**JOB:**
Lines holding the string "their" are the ones to copy from this listing.

·····

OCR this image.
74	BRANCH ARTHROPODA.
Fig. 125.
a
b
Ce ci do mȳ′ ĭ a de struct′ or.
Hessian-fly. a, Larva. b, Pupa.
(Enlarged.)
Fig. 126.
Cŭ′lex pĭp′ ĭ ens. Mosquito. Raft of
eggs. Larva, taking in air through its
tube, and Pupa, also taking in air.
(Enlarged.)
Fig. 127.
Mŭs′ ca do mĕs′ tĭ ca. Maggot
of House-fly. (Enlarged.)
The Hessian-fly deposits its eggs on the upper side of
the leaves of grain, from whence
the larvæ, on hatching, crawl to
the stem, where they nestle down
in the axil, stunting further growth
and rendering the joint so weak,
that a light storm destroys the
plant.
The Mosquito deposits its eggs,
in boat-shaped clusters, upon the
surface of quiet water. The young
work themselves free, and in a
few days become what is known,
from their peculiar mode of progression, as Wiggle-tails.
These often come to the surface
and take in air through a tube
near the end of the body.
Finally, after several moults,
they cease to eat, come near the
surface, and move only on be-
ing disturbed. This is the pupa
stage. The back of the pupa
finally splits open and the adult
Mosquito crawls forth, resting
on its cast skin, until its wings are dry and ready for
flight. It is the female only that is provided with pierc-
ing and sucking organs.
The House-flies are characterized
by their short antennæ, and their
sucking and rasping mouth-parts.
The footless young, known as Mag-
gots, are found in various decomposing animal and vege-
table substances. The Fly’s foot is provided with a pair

·····

**EXERCISE RESPONSE:**
from their peculiar mode of progression, as Wiggle-tails.
by their short antennæ, and their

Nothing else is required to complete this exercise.